What you have to do -
Reproduce the listing unchanged, beginning with its first line and ending with the line that contains "item-letter-g: g. — [122, 390, 133, 404]".

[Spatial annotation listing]
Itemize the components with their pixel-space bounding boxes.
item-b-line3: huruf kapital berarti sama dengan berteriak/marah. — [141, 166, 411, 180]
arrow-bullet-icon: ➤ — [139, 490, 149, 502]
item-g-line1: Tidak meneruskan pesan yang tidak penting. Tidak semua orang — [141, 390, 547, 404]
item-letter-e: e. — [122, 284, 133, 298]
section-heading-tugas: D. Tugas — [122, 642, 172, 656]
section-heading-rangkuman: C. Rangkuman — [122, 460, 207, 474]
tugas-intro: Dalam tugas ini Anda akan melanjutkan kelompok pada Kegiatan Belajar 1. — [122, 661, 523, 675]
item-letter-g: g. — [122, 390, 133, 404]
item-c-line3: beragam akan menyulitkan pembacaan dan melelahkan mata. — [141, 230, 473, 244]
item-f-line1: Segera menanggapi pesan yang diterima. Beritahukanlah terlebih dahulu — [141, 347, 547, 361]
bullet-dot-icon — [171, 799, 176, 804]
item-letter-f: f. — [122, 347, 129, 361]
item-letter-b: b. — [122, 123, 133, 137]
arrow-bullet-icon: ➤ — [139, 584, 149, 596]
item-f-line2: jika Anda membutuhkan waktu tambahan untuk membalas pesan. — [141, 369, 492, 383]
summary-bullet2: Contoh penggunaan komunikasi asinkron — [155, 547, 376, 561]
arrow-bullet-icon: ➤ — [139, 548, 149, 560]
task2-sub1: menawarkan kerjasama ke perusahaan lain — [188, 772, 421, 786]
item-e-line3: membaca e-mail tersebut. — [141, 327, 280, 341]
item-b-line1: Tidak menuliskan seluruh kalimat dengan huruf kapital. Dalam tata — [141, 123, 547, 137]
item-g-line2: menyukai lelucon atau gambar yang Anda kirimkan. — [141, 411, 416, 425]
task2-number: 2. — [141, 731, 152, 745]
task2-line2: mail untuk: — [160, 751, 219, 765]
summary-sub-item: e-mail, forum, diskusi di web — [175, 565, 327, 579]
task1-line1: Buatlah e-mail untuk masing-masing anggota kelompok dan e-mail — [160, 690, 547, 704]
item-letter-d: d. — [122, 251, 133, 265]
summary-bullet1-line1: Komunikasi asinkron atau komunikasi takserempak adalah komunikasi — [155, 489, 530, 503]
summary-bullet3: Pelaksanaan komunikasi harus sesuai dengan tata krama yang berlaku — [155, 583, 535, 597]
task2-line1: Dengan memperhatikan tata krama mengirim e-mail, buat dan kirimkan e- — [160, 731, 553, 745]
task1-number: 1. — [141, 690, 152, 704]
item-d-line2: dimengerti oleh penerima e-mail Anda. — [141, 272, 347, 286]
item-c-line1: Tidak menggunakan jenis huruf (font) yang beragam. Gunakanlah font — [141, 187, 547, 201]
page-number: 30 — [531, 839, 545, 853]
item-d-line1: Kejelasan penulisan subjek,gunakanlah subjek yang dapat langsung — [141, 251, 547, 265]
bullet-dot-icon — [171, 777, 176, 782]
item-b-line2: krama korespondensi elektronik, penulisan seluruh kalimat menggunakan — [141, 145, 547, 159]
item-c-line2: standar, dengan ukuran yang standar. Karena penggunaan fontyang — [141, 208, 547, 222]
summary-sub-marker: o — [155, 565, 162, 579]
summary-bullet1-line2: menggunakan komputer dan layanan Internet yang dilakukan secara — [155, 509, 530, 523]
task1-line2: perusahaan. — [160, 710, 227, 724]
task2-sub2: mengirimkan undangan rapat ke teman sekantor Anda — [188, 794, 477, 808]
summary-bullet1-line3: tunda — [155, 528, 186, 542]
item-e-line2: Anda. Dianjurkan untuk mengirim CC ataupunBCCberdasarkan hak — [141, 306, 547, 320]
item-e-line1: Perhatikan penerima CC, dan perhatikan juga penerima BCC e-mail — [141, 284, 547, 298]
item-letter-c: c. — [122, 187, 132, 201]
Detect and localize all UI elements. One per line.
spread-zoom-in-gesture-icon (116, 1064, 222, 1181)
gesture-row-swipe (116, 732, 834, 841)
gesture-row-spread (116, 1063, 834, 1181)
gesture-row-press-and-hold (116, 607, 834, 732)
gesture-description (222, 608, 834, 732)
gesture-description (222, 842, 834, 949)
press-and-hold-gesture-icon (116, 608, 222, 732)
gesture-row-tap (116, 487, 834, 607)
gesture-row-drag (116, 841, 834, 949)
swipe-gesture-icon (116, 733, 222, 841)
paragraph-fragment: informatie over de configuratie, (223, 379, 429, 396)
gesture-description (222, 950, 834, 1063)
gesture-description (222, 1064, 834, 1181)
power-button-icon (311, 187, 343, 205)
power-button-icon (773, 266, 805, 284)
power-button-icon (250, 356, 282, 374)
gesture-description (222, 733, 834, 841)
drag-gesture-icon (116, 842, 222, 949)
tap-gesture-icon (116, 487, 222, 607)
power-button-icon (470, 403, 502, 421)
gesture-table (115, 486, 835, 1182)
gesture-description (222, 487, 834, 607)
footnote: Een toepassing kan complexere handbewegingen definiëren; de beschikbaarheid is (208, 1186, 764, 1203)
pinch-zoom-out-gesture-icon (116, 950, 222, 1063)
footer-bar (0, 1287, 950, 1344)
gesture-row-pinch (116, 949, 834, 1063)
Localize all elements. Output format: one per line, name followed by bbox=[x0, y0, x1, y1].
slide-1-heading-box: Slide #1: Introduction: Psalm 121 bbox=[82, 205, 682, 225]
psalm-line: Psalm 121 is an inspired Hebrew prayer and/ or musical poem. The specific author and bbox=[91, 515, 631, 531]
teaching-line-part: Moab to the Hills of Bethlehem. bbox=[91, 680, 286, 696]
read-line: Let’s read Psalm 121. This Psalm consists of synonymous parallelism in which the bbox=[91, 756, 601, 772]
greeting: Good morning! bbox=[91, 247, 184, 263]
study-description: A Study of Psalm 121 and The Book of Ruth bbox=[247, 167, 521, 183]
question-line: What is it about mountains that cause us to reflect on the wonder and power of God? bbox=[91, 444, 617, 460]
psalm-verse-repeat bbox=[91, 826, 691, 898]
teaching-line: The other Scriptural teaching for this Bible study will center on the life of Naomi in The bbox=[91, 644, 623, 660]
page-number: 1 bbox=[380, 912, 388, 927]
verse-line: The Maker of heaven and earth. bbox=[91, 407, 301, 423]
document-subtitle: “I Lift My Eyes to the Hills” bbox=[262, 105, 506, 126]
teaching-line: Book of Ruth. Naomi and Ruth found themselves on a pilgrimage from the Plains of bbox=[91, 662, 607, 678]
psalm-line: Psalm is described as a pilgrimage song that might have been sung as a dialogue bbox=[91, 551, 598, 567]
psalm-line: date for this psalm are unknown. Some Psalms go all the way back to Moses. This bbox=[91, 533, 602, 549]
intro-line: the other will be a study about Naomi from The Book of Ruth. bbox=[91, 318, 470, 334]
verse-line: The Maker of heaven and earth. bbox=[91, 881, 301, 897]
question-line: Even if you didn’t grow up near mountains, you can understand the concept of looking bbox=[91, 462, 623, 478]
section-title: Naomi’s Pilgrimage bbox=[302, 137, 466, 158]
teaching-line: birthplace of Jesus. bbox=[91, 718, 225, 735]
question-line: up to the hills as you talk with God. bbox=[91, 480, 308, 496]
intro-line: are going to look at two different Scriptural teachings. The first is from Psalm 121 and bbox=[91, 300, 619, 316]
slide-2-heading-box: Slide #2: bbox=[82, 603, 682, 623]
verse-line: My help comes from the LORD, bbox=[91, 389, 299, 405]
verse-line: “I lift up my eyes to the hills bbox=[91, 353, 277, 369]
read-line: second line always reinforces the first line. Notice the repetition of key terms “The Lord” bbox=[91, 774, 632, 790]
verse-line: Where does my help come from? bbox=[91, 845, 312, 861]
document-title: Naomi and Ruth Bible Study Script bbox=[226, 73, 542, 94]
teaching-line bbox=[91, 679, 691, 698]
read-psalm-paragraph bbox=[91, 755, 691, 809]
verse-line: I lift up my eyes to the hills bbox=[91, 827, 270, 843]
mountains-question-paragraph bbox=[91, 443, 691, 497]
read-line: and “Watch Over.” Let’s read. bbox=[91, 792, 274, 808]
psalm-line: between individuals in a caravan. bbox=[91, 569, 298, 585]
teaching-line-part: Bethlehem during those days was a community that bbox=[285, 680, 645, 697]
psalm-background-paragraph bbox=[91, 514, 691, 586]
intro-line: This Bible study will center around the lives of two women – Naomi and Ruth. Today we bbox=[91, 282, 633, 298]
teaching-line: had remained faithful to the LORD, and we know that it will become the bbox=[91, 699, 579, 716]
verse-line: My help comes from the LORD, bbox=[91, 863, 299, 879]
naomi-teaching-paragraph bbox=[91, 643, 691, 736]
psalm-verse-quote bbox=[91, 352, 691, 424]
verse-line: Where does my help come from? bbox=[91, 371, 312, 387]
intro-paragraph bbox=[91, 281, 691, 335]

Final result -
Itemize the components with their pixel-space bounding boxes.
item-b-line3: huruf kapital berarti sama dengan berteriak/marah. — [141, 166, 411, 180]
arrow-bullet-icon: ➤ — [139, 490, 149, 502]
item-g-line1: Tidak meneruskan pesan yang tidak penting. Tidak semua orang — [141, 390, 547, 404]
item-letter-e: e. — [122, 284, 133, 298]
section-heading-tugas: D. Tugas — [122, 642, 172, 656]
section-heading-rangkuman: C. Rangkuman — [122, 460, 207, 474]
tugas-intro: Dalam tugas ini Anda akan melanjutkan kelompok pada Kegiatan Belajar 1. — [122, 661, 523, 675]
item-letter-g: g. — [122, 390, 133, 404]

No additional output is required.